───── Input data

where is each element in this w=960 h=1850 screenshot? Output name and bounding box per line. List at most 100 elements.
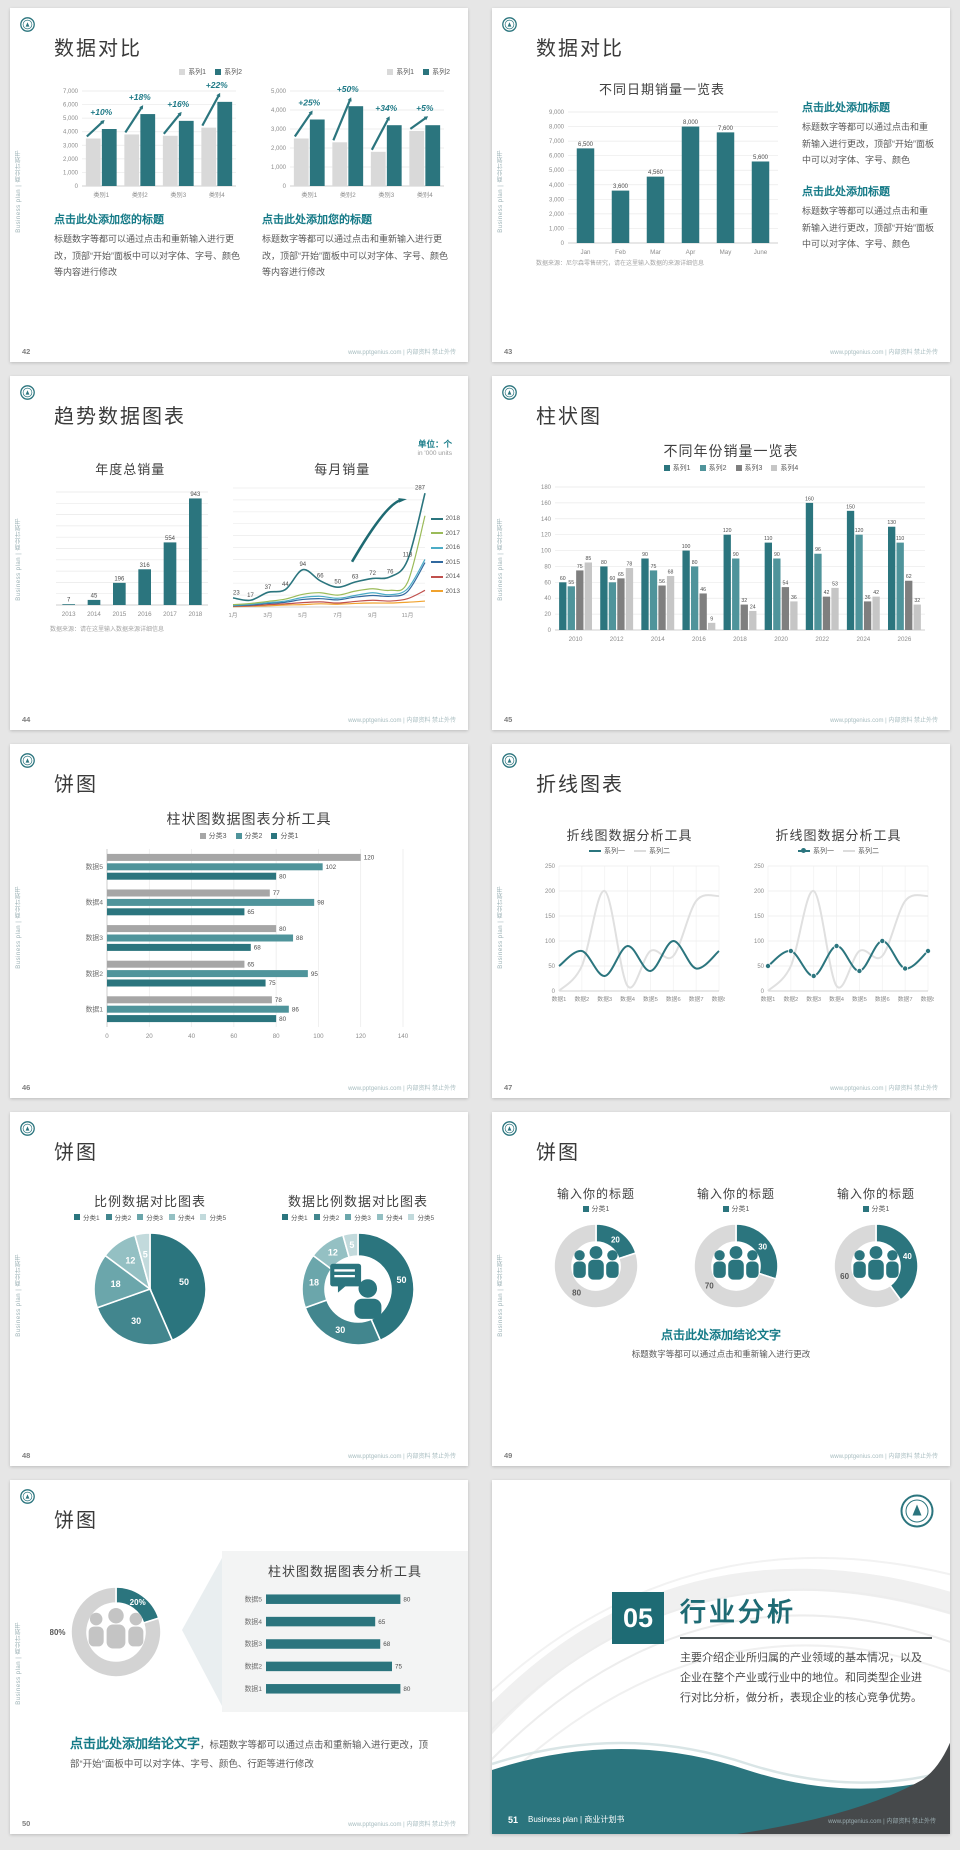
legend-item: 分类1 <box>271 831 298 841</box>
chart-panel: 柱状图数据图表分析工具 数据5 80 数据4 65 数据3 68 数据2 75 数据1 80 <box>222 1551 468 1712</box>
svg-text:数据8: 数据8 <box>920 995 933 1003</box>
slide-42[interactable]: Business plan | 商业计划书 数据对比 系列1 系列2 0 1,000… <box>10 8 468 362</box>
svg-text:1月: 1月 <box>228 612 237 619</box>
svg-text:80: 80 <box>544 564 551 570</box>
barh-chart: 0 20 40 60 80 100 120 140 数据5 120 102 80 数据4 77 98 65 数据… <box>44 843 454 1041</box>
svg-text:5月: 5月 <box>298 612 307 619</box>
sidebar-vertical-text: Business plan | 商业计划书 <box>16 517 22 601</box>
svg-text:2,000: 2,000 <box>63 157 79 163</box>
svg-text:75: 75 <box>269 980 277 987</box>
svg-text:7: 7 <box>67 598 71 604</box>
block-heading: 点击此处添加标题 <box>802 102 890 114</box>
slide-46[interactable]: Business plan | 商业计划书 饼图 柱状图数据图表分析工具 分类3… <box>10 744 468 1098</box>
slide-48[interactable]: Business plan | 商业计划书 饼图 比例数据对比图表 分类1 分类2… <box>10 1112 468 1466</box>
slide-logo-icon <box>20 17 35 32</box>
svg-text:40: 40 <box>903 1252 912 1261</box>
svg-text:数据5: 数据5 <box>86 862 104 871</box>
svg-text:数据4: 数据4 <box>620 995 636 1003</box>
svg-text:5: 5 <box>143 1250 148 1260</box>
slide-49[interactable]: Business plan | 商业计划书 饼图 输入你的标题 分类1 20 80… <box>492 1112 950 1466</box>
svg-text:100: 100 <box>753 939 764 945</box>
svg-text:+5%: +5% <box>416 103 434 113</box>
svg-text:18: 18 <box>309 1277 319 1287</box>
page-number: 51 <box>508 1814 519 1825</box>
sidebar-vertical-text: Business plan | 商业计划书 <box>16 149 22 233</box>
chart-title: 输入你的标题 <box>696 1187 775 1201</box>
svg-text:2022: 2022 <box>815 636 829 643</box>
svg-text:55: 55 <box>568 580 574 586</box>
svg-text:98: 98 <box>317 900 325 907</box>
slide-47[interactable]: Business plan | 商业计划书 折线图表 折线图数据分析工具 系列一… <box>492 744 950 1098</box>
svg-text:50: 50 <box>179 1277 189 1287</box>
svg-text:数据6: 数据6 <box>874 995 889 1003</box>
page-number: 47 <box>504 1083 513 1092</box>
svg-text:类别2: 类别2 <box>340 191 356 199</box>
svg-text:5,000: 5,000 <box>271 89 287 95</box>
page-number: 48 <box>22 1451 31 1460</box>
legend-item: 分类1 <box>582 1204 609 1214</box>
footer-url: www.pptgenius.com | 内部资料 禁止外传 <box>830 350 938 356</box>
svg-text:17: 17 <box>247 593 254 599</box>
footer-url: www.pptgenius.com | 内部资料 禁止外传 <box>348 1454 456 1460</box>
donut-chart: 20 80 <box>530 1216 662 1316</box>
footer-url: www.pptgenius.com | 内部资料 禁止外传 <box>348 718 456 724</box>
svg-text:1,000: 1,000 <box>63 170 79 176</box>
svg-text:77: 77 <box>273 890 281 897</box>
svg-text:250: 250 <box>544 864 555 870</box>
svg-text:102: 102 <box>326 864 337 871</box>
slide-45[interactable]: Business plan | 商业计划书 柱状图 不同年份销量一览表 系列1 系… <box>492 376 950 730</box>
svg-text:2017: 2017 <box>163 611 177 618</box>
legend-item: 系列1 <box>179 67 206 77</box>
svg-text:类别4: 类别4 <box>209 191 225 199</box>
svg-text:50: 50 <box>334 580 341 586</box>
svg-text:2010: 2010 <box>569 636 583 643</box>
page-title: 柱状图 <box>536 406 602 428</box>
svg-text:24: 24 <box>750 604 756 610</box>
svg-text:78: 78 <box>627 562 633 568</box>
slide-51[interactable]: 05 行业分析 主要介绍企业所归属的产业领域的基本情况，以及企业在整个产业或行业… <box>492 1480 950 1834</box>
line-chart: 0 50 100 150 200 250 数据1 数据2 数据3 数据4 数据5 数据6 数据7 数据8 <box>532 858 727 1004</box>
legend-item: 分类2 <box>105 1212 131 1222</box>
svg-text:2012: 2012 <box>610 636 624 643</box>
svg-text:72: 72 <box>369 571 376 577</box>
slide-50[interactable]: Business plan | 商业计划书 饼图 20% 80% 柱状图数据图表分… <box>10 1480 468 1834</box>
slide-logo-icon <box>502 385 517 400</box>
sidebar-vertical-text: Business plan | 商业计划书 <box>16 1253 22 1337</box>
svg-text:2015: 2015 <box>112 611 126 618</box>
svg-text:54: 54 <box>782 581 788 587</box>
legend-item: 系列1 <box>663 463 691 473</box>
svg-text:数据4: 数据4 <box>86 898 104 907</box>
slide-logo-icon <box>20 385 35 400</box>
block-body: 标题数字等都可以通过点击和重新输入进行更改，顶部“开始”面板中可以对字体、字号、… <box>54 234 240 278</box>
svg-text:20: 20 <box>146 1033 153 1040</box>
svg-text:2018: 2018 <box>733 636 747 643</box>
slide-43[interactable]: Business plan | 商业计划书 数据对比 不同日期销量一览表 0 1,… <box>492 8 950 362</box>
svg-text:数据6: 数据6 <box>665 995 680 1003</box>
footer-url: www.pptgenius.com | 内部资料 禁止外传 <box>828 1819 936 1825</box>
legend-item: 系列2 <box>215 67 242 77</box>
chart-legend: 系列一 系列二 <box>532 846 727 856</box>
svg-text:数据4: 数据4 <box>829 995 845 1003</box>
footer-url: www.pptgenius.com | 内部资料 禁止外传 <box>830 718 938 724</box>
svg-text:150: 150 <box>753 914 764 920</box>
svg-text:180: 180 <box>541 485 552 491</box>
slide-44[interactable]: Business plan | 商业计划书 趋势数据图表 单位：个 in '00… <box>10 376 468 730</box>
page-number: 46 <box>22 1083 31 1092</box>
svg-text:数据3: 数据3 <box>806 995 821 1003</box>
svg-text:42: 42 <box>824 590 830 596</box>
chart-title: 比例数据对比图表 <box>93 1194 206 1209</box>
chart-title: 输入你的标题 <box>836 1187 915 1201</box>
page-title: 饼图 <box>54 774 98 796</box>
chart-legend: 分类1 <box>670 1204 802 1214</box>
svg-text:250: 250 <box>753 864 764 870</box>
svg-text:数据8: 数据8 <box>711 995 724 1003</box>
page-title: 折线图表 <box>536 774 624 796</box>
chart-title: 折线图数据分析工具 <box>566 828 693 843</box>
conclusion-body: 标题数字等都可以通过点击和重新输入进行更改 <box>631 1349 811 1359</box>
svg-text:数据3: 数据3 <box>597 995 612 1003</box>
funnel-shape <box>182 1554 222 1710</box>
svg-text:类别3: 类别3 <box>170 191 186 199</box>
svg-text:7,000: 7,000 <box>63 89 79 95</box>
donut-chart: 30 70 <box>670 1216 802 1316</box>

──────────

> _To be done_: Could you copy the whole listing above line for line, without changing anything, and leave out the picture?

> _Correct output_:
where is each element in this w=960 h=1850 screenshot? Output name and bounding box per line. List at most 100 elements.
legend-item: 分类1 <box>271 831 298 841</box>
chart-panel: 柱状图数据图表分析工具 数据5 80 数据4 65 数据3 68 数据2 75 数据1 80 <box>222 1551 468 1712</box>
svg-text:数据8: 数据8 <box>920 995 933 1003</box>
slide-42[interactable]: Business plan | 商业计划书 数据对比 系列1 系列2 0 1,000… <box>10 8 468 362</box>
svg-text:1月: 1月 <box>228 612 237 619</box>
svg-text:80: 80 <box>544 564 551 570</box>
barh-chart: 0 20 40 60 80 100 120 140 数据5 120 102 80 数据4 77 98 65 数据… <box>44 843 454 1041</box>
svg-text:5月: 5月 <box>298 612 307 619</box>
sidebar-vertical-text: Business plan | 商业计划书 <box>16 517 22 601</box>
svg-text:2,000: 2,000 <box>63 157 79 163</box>
svg-text:75: 75 <box>269 980 277 987</box>
svg-text:7: 7 <box>67 598 71 604</box>
block-heading: 点击此处添加标题 <box>802 102 890 114</box>
slide-46[interactable]: Business plan | 商业计划书 饼图 柱状图数据图表分析工具 分类3… <box>10 744 468 1098</box>
slide-48[interactable]: Business plan | 商业计划书 饼图 比例数据对比图表 分类1 分类2… <box>10 1112 468 1466</box>
slide-logo-icon <box>20 17 35 32</box>
svg-text:40: 40 <box>903 1252 912 1261</box>
svg-text:数据5: 数据5 <box>86 862 104 871</box>
svg-text:数据4: 数据4 <box>620 995 636 1003</box>
svg-text:5: 5 <box>143 1250 148 1260</box>
slide-49[interactable]: Business plan | 商业计划书 饼图 输入你的标题 分类1 20 80… <box>492 1112 950 1466</box>
svg-text:100: 100 <box>753 939 764 945</box>
svg-text:+5%: +5% <box>416 103 434 113</box>
svg-text:18: 18 <box>309 1277 319 1287</box>
page-number: 51 <box>508 1814 519 1825</box>
sidebar-vertical-text: Business plan | 商业计划书 <box>16 149 22 233</box>
chart-title: 输入你的标题 <box>696 1187 775 1201</box>
svg-text:2022: 2022 <box>815 636 829 643</box>
svg-text:55: 55 <box>568 580 574 586</box>
svg-text:98: 98 <box>317 900 325 907</box>
slide-47[interactable]: Business plan | 商业计划书 折线图表 折线图数据分析工具 系列一… <box>492 744 950 1098</box>
svg-text:50: 50 <box>179 1277 189 1287</box>
svg-text:数据6: 数据6 <box>874 995 889 1003</box>
page-number: 47 <box>504 1083 513 1092</box>
svg-text:类别2: 类别2 <box>340 191 356 199</box>
svg-text:5,000: 5,000 <box>271 89 287 95</box>
page-number: 48 <box>22 1451 31 1460</box>
legend-item: 分类1 <box>582 1204 609 1214</box>
footer-url: www.pptgenius.com | 内部资料 禁止外传 <box>830 350 938 356</box>
svg-text:17: 17 <box>247 593 254 599</box>
footer-url: www.pptgenius.com | 内部资料 禁止外传 <box>348 1454 456 1460</box>
donut-chart: 20 80 <box>530 1216 662 1316</box>
footer-url: www.pptgenius.com | 内部资料 禁止外传 <box>348 718 456 724</box>
svg-text:1,000: 1,000 <box>63 170 79 176</box>
svg-text:77: 77 <box>273 890 281 897</box>
svg-text:250: 250 <box>544 864 555 870</box>
svg-text:102: 102 <box>326 864 337 871</box>
slide-45[interactable]: Business plan | 商业计划书 柱状图 不同年份销量一览表 系列1 系… <box>492 376 950 730</box>
svg-text:2017: 2017 <box>163 611 177 618</box>
legend-item: 系列1 <box>179 67 206 77</box>
svg-text:类别4: 类别4 <box>209 191 225 199</box>
svg-text:50: 50 <box>334 580 341 586</box>
svg-text:2010: 2010 <box>569 636 583 643</box>
page-title: 柱状图 <box>536 406 602 428</box>
svg-text:24: 24 <box>750 604 756 610</box>
svg-text:78: 78 <box>627 562 633 568</box>
slide-51[interactable]: 05 行业分析 主要介绍企业所归属的产业领域的基本情况，以及企业在整个产业或行业… <box>492 1480 950 1834</box>
line-chart: 0 50 100 150 200 250 数据1 数据2 数据3 数据4 数据5 数据6 数据7 数据8 <box>532 858 727 1004</box>
legend-item: 分类2 <box>105 1212 131 1222</box>
svg-text:2012: 2012 <box>610 636 624 643</box>
svg-text:72: 72 <box>369 571 376 577</box>
slide-50[interactable]: Business plan | 商业计划书 饼图 20% 80% 柱状图数据图表分… <box>10 1480 468 1834</box>
slide-logo-icon <box>502 385 517 400</box>
sidebar-vertical-text: Business plan | 商业计划书 <box>16 1253 22 1337</box>
svg-text:2015: 2015 <box>112 611 126 618</box>
svg-text:54: 54 <box>782 581 788 587</box>
legend-item: 系列1 <box>663 463 691 473</box>
svg-text:数据4: 数据4 <box>86 898 104 907</box>
slide-logo-icon <box>20 385 35 400</box>
block-body: 标题数字等都可以通过点击和重新输入进行更改，顶部“开始”面板中可以对字体、字号、… <box>54 234 240 278</box>
svg-text:20: 20 <box>146 1033 153 1040</box>
svg-text:2018: 2018 <box>733 636 747 643</box>
slide-43[interactable]: Business plan | 商业计划书 数据对比 不同日期销量一览表 0 1,… <box>492 8 950 362</box>
svg-text:数据6: 数据6 <box>665 995 680 1003</box>
footer-url: www.pptgenius.com | 内部资料 禁止外传 <box>828 1819 936 1825</box>
legend-item: 系列2 <box>215 67 242 77</box>
chart-legend: 系列一 系列二 <box>532 846 727 856</box>
svg-text:数据4: 数据4 <box>829 995 845 1003</box>
footer-url: www.pptgenius.com | 内部资料 禁止外传 <box>830 718 938 724</box>
svg-text:150: 150 <box>753 914 764 920</box>
svg-text:180: 180 <box>541 485 552 491</box>
slide-44[interactable]: Business plan | 商业计划书 趋势数据图表 单位：个 in '00… <box>10 376 468 730</box>
page-number: 46 <box>22 1083 31 1092</box>
svg-text:数据3: 数据3 <box>806 995 821 1003</box>
svg-text:42: 42 <box>824 590 830 596</box>
chart-title: 比例数据对比图表 <box>93 1194 206 1209</box>
chart-title: 输入你的标题 <box>836 1187 915 1201</box>
page-title: 饼图 <box>54 774 98 796</box>
chart-legend: 分类1 <box>670 1204 802 1214</box>
svg-text:250: 250 <box>753 864 764 870</box>
svg-text:数据8: 数据8 <box>711 995 724 1003</box>
page-title: 折线图表 <box>536 774 624 796</box>
chart-title: 折线图数据分析工具 <box>566 828 693 843</box>
conclusion-body: 标题数字等都可以通过点击和重新输入进行更改 <box>631 1349 811 1359</box>
svg-text:数据3: 数据3 <box>597 995 612 1003</box>
funnel-shape <box>182 1554 222 1710</box>
svg-text:类别3: 类别3 <box>170 191 186 199</box>
svg-text:7,000: 7,000 <box>63 89 79 95</box>
donut-chart: 30 70 <box>670 1216 802 1316</box>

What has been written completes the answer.